— start Exercise inputs —
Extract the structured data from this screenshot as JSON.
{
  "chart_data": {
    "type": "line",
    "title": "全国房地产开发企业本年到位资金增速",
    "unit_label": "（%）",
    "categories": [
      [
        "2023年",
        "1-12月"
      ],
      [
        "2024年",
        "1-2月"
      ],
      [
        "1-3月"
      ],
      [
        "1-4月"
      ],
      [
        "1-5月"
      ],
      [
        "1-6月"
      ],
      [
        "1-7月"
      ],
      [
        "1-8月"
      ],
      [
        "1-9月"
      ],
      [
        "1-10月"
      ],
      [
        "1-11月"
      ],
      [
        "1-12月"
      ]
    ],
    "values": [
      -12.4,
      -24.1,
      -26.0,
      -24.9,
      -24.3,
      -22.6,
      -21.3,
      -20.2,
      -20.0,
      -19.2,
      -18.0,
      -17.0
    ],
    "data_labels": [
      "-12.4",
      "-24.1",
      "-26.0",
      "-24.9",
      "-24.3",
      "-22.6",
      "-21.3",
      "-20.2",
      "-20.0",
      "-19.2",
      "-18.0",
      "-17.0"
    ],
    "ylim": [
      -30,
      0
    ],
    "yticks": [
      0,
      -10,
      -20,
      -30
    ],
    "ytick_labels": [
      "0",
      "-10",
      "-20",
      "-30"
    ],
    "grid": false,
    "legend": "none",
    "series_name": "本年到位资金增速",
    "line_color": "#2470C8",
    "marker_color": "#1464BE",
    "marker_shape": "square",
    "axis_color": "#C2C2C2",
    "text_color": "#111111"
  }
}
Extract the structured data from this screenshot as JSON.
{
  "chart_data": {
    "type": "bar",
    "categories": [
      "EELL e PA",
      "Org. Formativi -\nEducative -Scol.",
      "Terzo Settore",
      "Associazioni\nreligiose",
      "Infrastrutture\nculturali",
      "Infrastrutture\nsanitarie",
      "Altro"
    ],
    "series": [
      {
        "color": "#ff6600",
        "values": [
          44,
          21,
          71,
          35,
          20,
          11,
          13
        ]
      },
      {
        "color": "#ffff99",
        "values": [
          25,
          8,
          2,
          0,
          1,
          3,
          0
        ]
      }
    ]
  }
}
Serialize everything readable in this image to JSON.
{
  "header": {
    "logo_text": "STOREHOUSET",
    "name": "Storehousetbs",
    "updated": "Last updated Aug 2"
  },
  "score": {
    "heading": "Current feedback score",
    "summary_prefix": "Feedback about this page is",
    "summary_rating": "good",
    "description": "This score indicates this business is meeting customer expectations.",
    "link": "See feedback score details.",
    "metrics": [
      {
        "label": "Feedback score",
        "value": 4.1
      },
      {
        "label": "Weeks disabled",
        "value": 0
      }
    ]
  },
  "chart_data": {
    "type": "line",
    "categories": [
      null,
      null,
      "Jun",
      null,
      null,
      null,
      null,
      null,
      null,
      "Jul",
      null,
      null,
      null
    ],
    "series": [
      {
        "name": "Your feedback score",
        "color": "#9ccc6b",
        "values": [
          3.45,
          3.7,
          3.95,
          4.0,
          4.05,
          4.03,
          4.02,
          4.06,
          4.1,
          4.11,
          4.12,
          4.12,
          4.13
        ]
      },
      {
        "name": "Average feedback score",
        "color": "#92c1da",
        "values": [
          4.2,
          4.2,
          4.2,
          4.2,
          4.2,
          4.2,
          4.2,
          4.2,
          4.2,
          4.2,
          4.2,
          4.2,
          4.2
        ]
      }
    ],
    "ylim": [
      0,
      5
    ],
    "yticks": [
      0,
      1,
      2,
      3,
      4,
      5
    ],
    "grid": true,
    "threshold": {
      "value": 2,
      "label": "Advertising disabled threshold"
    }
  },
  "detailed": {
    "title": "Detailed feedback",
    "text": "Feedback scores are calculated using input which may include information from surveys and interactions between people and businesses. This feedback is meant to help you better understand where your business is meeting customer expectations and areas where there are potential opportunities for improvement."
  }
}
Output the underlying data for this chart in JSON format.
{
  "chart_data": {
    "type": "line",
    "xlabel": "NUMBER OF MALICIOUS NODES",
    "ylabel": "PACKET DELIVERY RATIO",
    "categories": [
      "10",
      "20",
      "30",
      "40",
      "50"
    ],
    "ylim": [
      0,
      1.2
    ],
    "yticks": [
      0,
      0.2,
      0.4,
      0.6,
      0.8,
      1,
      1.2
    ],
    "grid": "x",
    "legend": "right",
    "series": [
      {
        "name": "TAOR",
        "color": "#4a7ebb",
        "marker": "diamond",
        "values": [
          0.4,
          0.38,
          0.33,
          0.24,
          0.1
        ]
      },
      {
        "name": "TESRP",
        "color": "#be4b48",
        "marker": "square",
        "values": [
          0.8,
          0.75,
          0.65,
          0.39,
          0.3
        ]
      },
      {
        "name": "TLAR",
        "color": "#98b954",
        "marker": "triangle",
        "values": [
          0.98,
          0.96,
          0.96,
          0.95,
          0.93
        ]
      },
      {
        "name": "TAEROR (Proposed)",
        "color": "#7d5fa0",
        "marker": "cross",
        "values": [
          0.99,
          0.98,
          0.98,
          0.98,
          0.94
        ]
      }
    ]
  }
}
— end Exercise inputs —
■ Written problem
State how many lines hold the word "threshold". The number is the whole answer.

■ Answer to this exercise
2